→ **Work instructions**
Could you rewrite each non-blank line of the entries below as a row in a Markdown table, with a "Row" column for the line number and a "Line" column for the line itself?

Data items:
————
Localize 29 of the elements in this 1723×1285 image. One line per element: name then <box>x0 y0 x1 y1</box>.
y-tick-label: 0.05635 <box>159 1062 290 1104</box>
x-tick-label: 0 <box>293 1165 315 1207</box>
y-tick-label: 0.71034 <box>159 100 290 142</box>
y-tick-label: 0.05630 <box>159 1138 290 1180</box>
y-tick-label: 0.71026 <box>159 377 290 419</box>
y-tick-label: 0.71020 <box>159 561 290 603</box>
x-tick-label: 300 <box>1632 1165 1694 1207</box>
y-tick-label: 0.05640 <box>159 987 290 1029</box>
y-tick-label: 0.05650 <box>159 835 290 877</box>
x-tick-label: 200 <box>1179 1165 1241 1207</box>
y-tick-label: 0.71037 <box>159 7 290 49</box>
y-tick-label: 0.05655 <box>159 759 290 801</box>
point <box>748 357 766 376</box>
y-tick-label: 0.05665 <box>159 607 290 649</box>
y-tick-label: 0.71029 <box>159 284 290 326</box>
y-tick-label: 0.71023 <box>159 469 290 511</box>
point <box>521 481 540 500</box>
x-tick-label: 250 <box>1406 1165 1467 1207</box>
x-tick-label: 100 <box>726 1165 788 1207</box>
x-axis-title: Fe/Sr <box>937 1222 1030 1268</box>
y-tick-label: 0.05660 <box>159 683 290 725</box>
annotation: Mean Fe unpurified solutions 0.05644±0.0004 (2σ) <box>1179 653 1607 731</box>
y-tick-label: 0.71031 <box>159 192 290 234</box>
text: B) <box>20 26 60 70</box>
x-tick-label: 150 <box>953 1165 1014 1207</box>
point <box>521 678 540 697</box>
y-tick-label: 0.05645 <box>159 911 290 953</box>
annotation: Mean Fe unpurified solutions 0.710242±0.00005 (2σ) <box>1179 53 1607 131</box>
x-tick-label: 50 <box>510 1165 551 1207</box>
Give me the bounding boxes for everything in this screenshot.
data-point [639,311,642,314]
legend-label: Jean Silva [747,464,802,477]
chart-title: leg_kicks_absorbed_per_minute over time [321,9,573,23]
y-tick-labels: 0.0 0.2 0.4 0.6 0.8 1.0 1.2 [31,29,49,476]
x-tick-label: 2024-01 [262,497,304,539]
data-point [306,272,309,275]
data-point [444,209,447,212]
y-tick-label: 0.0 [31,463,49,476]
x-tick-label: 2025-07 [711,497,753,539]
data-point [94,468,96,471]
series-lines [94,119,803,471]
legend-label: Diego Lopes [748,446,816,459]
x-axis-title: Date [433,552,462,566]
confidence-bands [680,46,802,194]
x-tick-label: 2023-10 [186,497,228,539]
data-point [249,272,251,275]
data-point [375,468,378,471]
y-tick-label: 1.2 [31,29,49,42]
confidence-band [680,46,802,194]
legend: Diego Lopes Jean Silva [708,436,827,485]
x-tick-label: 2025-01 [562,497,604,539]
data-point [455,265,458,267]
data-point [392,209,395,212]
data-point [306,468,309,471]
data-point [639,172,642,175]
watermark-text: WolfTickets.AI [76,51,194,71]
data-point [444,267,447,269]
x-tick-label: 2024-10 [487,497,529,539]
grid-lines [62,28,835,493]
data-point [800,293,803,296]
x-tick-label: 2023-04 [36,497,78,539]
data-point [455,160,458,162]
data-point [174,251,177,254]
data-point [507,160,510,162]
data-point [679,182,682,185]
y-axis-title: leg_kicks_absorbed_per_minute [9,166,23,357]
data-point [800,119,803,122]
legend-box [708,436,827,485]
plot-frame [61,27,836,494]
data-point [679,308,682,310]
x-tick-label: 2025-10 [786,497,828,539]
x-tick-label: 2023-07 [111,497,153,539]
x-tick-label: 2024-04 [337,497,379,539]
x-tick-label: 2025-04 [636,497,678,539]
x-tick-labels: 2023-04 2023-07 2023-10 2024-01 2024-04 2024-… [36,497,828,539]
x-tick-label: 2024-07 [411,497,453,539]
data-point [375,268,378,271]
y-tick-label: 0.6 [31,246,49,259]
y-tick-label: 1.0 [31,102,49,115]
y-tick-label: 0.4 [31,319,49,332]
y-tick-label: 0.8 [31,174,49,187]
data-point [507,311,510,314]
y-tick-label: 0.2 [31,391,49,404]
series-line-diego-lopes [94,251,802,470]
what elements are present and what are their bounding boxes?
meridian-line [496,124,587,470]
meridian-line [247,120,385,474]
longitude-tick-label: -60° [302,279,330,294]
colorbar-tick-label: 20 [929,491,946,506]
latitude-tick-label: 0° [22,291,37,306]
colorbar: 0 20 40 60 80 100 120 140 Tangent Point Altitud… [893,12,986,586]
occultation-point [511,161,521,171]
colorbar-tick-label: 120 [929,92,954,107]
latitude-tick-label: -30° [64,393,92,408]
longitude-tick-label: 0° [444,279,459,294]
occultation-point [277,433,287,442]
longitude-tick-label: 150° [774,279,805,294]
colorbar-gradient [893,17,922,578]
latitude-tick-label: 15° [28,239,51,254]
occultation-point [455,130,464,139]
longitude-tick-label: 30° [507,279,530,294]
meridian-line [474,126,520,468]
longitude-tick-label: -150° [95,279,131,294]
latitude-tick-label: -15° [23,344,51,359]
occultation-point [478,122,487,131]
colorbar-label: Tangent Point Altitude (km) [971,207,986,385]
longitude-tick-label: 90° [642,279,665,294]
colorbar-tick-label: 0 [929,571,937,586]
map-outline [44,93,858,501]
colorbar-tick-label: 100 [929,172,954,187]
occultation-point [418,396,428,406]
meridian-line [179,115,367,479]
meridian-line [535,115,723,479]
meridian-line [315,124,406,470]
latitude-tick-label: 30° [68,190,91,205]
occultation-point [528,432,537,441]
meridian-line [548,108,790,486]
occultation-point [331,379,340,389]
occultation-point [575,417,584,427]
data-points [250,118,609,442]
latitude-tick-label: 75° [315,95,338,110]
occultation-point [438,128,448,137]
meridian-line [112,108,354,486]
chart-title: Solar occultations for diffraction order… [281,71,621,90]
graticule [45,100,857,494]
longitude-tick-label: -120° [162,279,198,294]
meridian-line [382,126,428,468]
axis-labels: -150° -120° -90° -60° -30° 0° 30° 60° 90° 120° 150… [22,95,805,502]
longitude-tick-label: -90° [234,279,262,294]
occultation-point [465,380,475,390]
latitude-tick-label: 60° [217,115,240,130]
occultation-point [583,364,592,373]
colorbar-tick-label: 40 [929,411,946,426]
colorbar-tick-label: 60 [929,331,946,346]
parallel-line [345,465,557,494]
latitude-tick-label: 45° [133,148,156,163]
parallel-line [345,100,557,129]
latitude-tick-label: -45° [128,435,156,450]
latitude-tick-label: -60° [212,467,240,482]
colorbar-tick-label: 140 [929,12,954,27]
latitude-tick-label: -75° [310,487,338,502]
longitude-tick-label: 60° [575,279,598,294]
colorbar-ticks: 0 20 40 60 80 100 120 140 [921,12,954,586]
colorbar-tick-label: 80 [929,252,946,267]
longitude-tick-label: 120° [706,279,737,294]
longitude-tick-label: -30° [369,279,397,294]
————
→ **In response**
| Row | Line |
|---|---|
| 1 | Localize 29 of the elements in this 1723×1285 image. One line per element: name then <box>x0 y0 x1 y1</box>. |
| 2 | y-tick-label: 0.05635 <box>159 1062 290 1104</box> |
| 3 | x-tick-label: 0 <box>293 1165 315 1207</box> |
| 4 | y-tick-label: 0.71034 <box>159 100 290 142</box> |
| 5 | y-tick-label: 0.05630 <box>159 1138 290 1180</box> |
| 6 | y-tick-label: 0.71026 <box>159 377 290 419</box> |
| 7 | y-tick-label: 0.71020 <box>159 561 290 603</box> |
| 8 | x-tick-label: 300 <box>1632 1165 1694 1207</box> |
| 9 | y-tick-label: 0.05640 <box>159 987 290 1029</box> |
| 10 | y-tick-label: 0.05650 <box>159 835 290 877</box> |
| 11 | x-tick-label: 200 <box>1179 1165 1241 1207</box> |
| 12 | y-tick-label: 0.71037 <box>159 7 290 49</box> |
| 13 | y-tick-label: 0.05655 <box>159 759 290 801</box> |
| 14 | point <box>748 357 766 376</box> |
| 15 | y-tick-label: 0.05665 <box>159 607 290 649</box> |
| 16 | y-tick-label: 0.71029 <box>159 284 290 326</box> |
| 17 | y-tick-label: 0.71023 <box>159 469 290 511</box> |
| 18 | point <box>521 481 540 500</box> |
| 19 | x-tick-label: 250 <box>1406 1165 1467 1207</box> |
| 20 | x-tick-label: 100 <box>726 1165 788 1207</box> |
| 21 | x-axis-title: Fe/Sr <box>937 1222 1030 1268</box> |
| 22 | y-tick-label: 0.05660 <box>159 683 290 725</box> |
| 23 | annotation: Mean Fe unpurified solutions 0.05644±0.0004 (2σ) <box>1179 653 1607 731</box> |
| 24 | y-tick-label: 0.71031 <box>159 192 290 234</box> |
| 25 | text: B) <box>20 26 60 70</box> |
| 26 | x-tick-label: 150 <box>953 1165 1014 1207</box> |
| 27 | point <box>521 678 540 697</box> |
| 28 | y-tick-label: 0.05645 <box>159 911 290 953</box> |
| 29 | annotation: Mean Fe unpurified solutions 0.710242±0.00005 (2σ) <box>1179 53 1607 131</box> |
| 30 | x-tick-label: 50 <box>510 1165 551 1207</box> |
| 31 | Give me the bounding boxes for everything in this screenshot. |
| 32 | data-point [639,311,642,314] |
| 33 | legend-label: Jean Silva [747,464,802,477] |
| 34 | chart-title: leg_kicks_absorbed_per_minute over time [321,9,573,23] |
| 35 | y-tick-labels: 0.0 0.2 0.4 0.6 0.8 1.0 1.2 [31,29,49,476] |
| 36 | x-tick-label: 2024-01 [262,497,304,539] |
| 37 | data-point [306,272,309,275] |
| 38 | data-point [444,209,447,212] |
| 39 | y-tick-label: 0.0 [31,463,49,476] |
| 40 | x-tick-label: 2025-07 [711,497,753,539] |
| 41 | data-point [94,468,96,471] |
| 42 | series-lines [94,119,803,471] |
| 43 | legend-label: Diego Lopes [748,446,816,459] |
| 44 | x-axis-title: Date [433,552,462,566] |
| 45 | confidence-bands [680,46,802,194] |
| 46 | x-tick-label: 2023-10 [186,497,228,539] |
| 47 | data-point [249,272,251,275] |
| 48 | data-point [375,468,378,471] |
| 49 | y-tick-label: 1.2 [31,29,49,42] |
| 50 | confidence-band [680,46,802,194] |
| 51 | legend: Diego Lopes Jean Silva [708,436,827,485] |
| 52 | x-tick-label: 2025-01 [562,497,604,539] |
| 53 | data-point [455,265,458,267] |
| 54 | data-point [392,209,395,212] |
| 55 | data-point [306,468,309,471] |
| 56 | data-point [639,172,642,175] |
| 57 | watermark-text: WolfTickets.AI [76,51,194,71] |
| 58 | data-point [444,267,447,269] |
| 59 | x-tick-label: 2024-10 [487,497,529,539] |
| 60 | grid-lines [62,28,835,493] |
| 61 | data-point [800,293,803,296] |
| 62 | x-tick-label: 2023-04 [36,497,78,539] |
| 63 | data-point [455,160,458,162] |
| 64 | data-point [174,251,177,254] |
| 65 | data-point [507,160,510,162] |
| 66 | data-point [679,182,682,185] |
| 67 | y-axis-title: leg_kicks_absorbed_per_minute [9,166,23,357] |
| 68 | data-point [800,119,803,122] |
| 69 | legend-box [708,436,827,485] |
| 70 | plot-frame [61,27,836,494] |
| 71 | data-point [679,308,682,310] |
| 72 | x-tick-label: 2025-10 [786,497,828,539] |
| 73 | x-tick-label: 2023-07 [111,497,153,539] |
| 74 | x-tick-label: 2024-04 [337,497,379,539] |
| 75 | x-tick-label: 2025-04 [636,497,678,539] |
| 76 | x-tick-labels: 2023-04 2023-07 2023-10 2024-01 2024-04 2024-… [36,497,828,539] |
| 77 | x-tick-label: 2024-07 [411,497,453,539] |
| 78 | data-point [375,268,378,271] |
| 79 | y-tick-label: 0.6 [31,246,49,259] |
| 80 | y-tick-label: 1.0 [31,102,49,115] |
| 81 | y-tick-label: 0.4 [31,319,49,332] |
| 82 | y-tick-label: 0.8 [31,174,49,187] |
| 83 | data-point [507,311,510,314] |
| 84 | y-tick-label: 0.2 [31,391,49,404] |
| 85 | series-line-diego-lopes [94,251,802,470] |
| 86 | what elements are present and what are their bounding boxes? |
| 87 | meridian-line [496,124,587,470] |
| 88 | meridian-line [247,120,385,474] |
| 89 | longitude-tick-label: -60° [302,279,330,294] |
| 90 | colorbar-tick-label: 20 [929,491,946,506] |
| 91 | latitude-tick-label: 0° [22,291,37,306] |
| 92 | colorbar: 0 20 40 60 80 100 120 140 Tangent Point Altitud… [893,12,986,586] |
| 93 | occultation-point [511,161,521,171] |
| 94 | colorbar-tick-label: 120 [929,92,954,107] |
| 95 | latitude-tick-label: -30° [64,393,92,408] |
| 96 | longitude-tick-label: 0° [444,279,459,294] |
| 97 | occultation-point [277,433,287,442] |
| 98 | longitude-tick-label: 150° [774,279,805,294] |
| 99 | colorbar-gradient [893,17,922,578] |
| 100 | latitude-tick-label: 15° [28,239,51,254] |
| 101 | occultation-point [455,130,464,139] |
| 102 | longitude-tick-label: 30° [507,279,530,294] |
| 103 | meridian-line [474,126,520,468] |
| 104 | longitude-tick-label: -150° [95,279,131,294] |
| 105 | latitude-tick-label: -15° [23,344,51,359] |
| 106 | occultation-point [478,122,487,131] |
| 107 | colorbar-label: Tangent Point Altitude (km) [971,207,986,385] |
| 108 | longitude-tick-label: 90° [642,279,665,294] |
| 109 | colorbar-tick-label: 0 [929,571,937,586] |
| 110 | map-outline [44,93,858,501] |
| 111 | colorbar-tick-label: 100 [929,172,954,187] |
| 112 | occultation-point [418,396,428,406] |
| 113 | meridian-line [179,115,367,479] |
| 114 | meridian-line [535,115,723,479] |
| 115 | meridian-line [315,124,406,470] |
| 116 | latitude-tick-label: 30° [68,190,91,205] |
| 117 | occultation-point [528,432,537,441] |
| 118 | meridian-line [548,108,790,486] |
| 119 | occultation-point [331,379,340,389] |
| 120 | occultation-point [575,417,584,427] |
| 121 | data-points [250,118,609,442] |
| 122 | latitude-tick-label: 75° [315,95,338,110] |
| 123 | occultation-point [438,128,448,137] |
| 124 | meridian-line [112,108,354,486] |
| 125 | chart-title: Solar occultations for diffraction order… [281,71,621,90] |
| 126 | graticule [45,100,857,494] |
| 127 | longitude-tick-label: -120° [162,279,198,294] |
| 128 | meridian-line [382,126,428,468] |
| 129 | axis-labels: -150° -120° -90° -60° -30° 0° 30° 60° 90° 120° 150… [22,95,805,502] |
| 130 | longitude-tick-label: -90° [234,279,262,294] |
| 131 | occultation-point [465,380,475,390] |
| 132 | latitude-tick-label: 60° [217,115,240,130] |
| 133 | occultation-point [583,364,592,373] |
| 134 | colorbar-tick-label: 40 [929,411,946,426] |
| 135 | colorbar-tick-label: 60 [929,331,946,346] |
| 136 | parallel-line [345,465,557,494] |
| 137 | latitude-tick-label: 45° [133,148,156,163] |
| 138 | parallel-line [345,100,557,129] |
| 139 | latitude-tick-label: -45° [128,435,156,450] |
| 140 | latitude-tick-label: -60° [212,467,240,482] |
| 141 | colorbar-tick-label: 140 [929,12,954,27] |
| 142 | latitude-tick-label: -75° [310,487,338,502] |
| 143 | longitude-tick-label: 60° [575,279,598,294] |
| 144 | colorbar-ticks: 0 20 40 60 80 100 120 140 [921,12,954,586] |
| 145 | colorbar-tick-label: 80 [929,252,946,267] |
| 146 | longitude-tick-label: 120° [706,279,737,294] |
| 147 | longitude-tick-label: -30° [369,279,397,294] |